**AVAILABLE DATA**
▽

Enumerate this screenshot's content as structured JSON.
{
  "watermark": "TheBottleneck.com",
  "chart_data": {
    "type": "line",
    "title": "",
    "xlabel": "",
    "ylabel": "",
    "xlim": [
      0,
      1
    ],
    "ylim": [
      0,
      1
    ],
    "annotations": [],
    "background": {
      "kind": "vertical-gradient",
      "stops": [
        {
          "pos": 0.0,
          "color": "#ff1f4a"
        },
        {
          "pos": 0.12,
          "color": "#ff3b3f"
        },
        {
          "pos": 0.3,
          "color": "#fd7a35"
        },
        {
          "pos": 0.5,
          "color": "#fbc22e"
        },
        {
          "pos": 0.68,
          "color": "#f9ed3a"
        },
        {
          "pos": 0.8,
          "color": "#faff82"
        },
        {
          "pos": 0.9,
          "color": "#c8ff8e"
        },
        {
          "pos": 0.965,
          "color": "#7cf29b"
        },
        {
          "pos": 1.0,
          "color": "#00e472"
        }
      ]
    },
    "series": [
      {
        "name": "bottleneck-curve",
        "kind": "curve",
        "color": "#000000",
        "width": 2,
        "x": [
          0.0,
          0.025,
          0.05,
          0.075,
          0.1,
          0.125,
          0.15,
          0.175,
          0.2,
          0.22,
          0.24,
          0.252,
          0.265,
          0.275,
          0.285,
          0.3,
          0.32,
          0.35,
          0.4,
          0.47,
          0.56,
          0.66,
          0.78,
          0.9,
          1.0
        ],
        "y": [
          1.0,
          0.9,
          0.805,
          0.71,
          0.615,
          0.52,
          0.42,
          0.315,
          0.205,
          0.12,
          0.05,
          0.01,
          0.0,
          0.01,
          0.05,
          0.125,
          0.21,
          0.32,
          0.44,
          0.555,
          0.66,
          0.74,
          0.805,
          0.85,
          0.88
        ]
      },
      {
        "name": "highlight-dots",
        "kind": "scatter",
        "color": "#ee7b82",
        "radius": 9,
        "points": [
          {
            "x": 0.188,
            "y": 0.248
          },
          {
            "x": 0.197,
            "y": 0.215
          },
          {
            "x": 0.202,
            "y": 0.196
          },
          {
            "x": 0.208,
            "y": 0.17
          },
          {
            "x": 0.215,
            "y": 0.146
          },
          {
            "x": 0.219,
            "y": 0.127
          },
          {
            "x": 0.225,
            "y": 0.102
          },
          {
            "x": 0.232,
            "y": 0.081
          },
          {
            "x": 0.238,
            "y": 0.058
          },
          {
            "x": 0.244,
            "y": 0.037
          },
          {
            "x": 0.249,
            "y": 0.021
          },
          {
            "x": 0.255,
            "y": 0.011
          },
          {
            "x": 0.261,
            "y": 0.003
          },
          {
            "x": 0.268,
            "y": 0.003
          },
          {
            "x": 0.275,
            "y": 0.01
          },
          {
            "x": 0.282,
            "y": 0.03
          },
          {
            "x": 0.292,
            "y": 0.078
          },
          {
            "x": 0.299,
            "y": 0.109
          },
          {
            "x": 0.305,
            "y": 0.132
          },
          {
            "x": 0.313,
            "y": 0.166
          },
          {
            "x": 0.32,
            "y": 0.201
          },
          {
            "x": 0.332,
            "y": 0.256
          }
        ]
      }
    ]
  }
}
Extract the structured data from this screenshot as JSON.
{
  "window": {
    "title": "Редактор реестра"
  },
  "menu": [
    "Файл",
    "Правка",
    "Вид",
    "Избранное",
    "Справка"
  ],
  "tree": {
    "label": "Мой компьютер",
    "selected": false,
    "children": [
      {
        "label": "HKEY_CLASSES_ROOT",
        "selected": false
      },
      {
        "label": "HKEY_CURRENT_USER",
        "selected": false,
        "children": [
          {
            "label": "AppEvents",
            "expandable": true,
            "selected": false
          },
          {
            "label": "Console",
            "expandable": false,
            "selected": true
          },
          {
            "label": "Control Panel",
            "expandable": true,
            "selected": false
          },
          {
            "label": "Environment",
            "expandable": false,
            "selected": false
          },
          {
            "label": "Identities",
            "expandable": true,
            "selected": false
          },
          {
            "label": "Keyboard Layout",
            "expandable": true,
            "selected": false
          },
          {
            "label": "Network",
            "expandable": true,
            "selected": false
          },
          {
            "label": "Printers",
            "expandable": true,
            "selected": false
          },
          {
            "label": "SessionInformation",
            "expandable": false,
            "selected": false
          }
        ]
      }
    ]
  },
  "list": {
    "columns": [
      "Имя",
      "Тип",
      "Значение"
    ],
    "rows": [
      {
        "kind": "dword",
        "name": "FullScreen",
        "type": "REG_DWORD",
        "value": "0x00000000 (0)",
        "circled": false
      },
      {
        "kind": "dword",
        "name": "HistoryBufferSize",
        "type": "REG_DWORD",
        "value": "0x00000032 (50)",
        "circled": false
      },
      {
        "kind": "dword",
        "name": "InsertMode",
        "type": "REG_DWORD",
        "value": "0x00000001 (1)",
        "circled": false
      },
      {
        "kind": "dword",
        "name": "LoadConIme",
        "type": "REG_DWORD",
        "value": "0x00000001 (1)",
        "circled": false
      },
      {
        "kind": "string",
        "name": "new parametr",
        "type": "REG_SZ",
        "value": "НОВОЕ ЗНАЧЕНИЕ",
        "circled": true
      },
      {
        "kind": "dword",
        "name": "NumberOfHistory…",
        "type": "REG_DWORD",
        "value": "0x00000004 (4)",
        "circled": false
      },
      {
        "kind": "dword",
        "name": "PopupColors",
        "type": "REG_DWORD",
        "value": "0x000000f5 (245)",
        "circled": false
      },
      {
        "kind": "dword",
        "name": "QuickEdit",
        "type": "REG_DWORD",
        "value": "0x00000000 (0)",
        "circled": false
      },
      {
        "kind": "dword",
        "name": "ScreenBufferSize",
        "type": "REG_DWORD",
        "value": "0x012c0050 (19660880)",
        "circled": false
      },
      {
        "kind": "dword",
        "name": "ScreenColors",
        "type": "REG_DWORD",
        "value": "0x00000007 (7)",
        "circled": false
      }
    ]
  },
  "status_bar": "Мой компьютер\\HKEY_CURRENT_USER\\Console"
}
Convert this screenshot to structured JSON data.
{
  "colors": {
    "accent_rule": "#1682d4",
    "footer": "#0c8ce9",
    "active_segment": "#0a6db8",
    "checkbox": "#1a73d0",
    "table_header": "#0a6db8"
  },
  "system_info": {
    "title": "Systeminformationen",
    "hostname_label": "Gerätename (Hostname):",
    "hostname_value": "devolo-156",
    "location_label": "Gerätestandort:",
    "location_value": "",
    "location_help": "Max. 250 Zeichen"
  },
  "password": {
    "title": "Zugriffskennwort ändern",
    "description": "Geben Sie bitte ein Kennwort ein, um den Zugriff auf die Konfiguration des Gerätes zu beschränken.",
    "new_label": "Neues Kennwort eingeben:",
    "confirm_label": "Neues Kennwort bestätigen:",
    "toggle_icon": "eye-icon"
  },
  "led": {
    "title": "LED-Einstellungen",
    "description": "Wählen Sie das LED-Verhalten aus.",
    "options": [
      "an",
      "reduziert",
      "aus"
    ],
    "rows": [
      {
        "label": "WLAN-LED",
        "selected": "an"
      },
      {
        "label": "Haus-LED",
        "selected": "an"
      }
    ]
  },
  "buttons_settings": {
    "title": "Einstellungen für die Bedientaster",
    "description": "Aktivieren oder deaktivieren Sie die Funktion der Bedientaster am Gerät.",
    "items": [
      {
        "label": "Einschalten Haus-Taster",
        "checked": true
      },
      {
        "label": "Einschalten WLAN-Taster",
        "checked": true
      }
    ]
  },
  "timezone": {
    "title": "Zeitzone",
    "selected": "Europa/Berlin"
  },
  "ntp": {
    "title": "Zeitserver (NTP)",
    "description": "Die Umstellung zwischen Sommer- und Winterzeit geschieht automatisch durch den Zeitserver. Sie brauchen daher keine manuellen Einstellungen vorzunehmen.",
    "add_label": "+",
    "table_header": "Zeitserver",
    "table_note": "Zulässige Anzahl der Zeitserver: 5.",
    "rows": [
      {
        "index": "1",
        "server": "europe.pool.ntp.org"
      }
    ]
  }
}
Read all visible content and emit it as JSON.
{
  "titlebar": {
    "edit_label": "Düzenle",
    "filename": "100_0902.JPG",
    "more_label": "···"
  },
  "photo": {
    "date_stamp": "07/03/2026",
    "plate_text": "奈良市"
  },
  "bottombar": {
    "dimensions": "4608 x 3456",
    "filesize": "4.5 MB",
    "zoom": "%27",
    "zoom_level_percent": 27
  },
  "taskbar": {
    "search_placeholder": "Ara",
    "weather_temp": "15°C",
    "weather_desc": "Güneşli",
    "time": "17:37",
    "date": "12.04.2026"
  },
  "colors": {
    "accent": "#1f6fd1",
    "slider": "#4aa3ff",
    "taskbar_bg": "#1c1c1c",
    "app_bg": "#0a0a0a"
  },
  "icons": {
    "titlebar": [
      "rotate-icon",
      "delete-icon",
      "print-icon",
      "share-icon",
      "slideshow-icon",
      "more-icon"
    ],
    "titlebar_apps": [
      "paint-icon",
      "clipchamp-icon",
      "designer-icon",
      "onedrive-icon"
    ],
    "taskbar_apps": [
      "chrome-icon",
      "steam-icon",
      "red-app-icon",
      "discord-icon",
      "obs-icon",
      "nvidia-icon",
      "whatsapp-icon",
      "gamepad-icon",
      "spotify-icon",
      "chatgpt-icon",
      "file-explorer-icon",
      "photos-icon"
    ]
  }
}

△

**SET TASK**
From the entries above, select each line containing the string "WLAN".

**WRITTEN ANSWER**
        "label": "WLAN-LED",
        "label": "Einschalten WLAN-Taster",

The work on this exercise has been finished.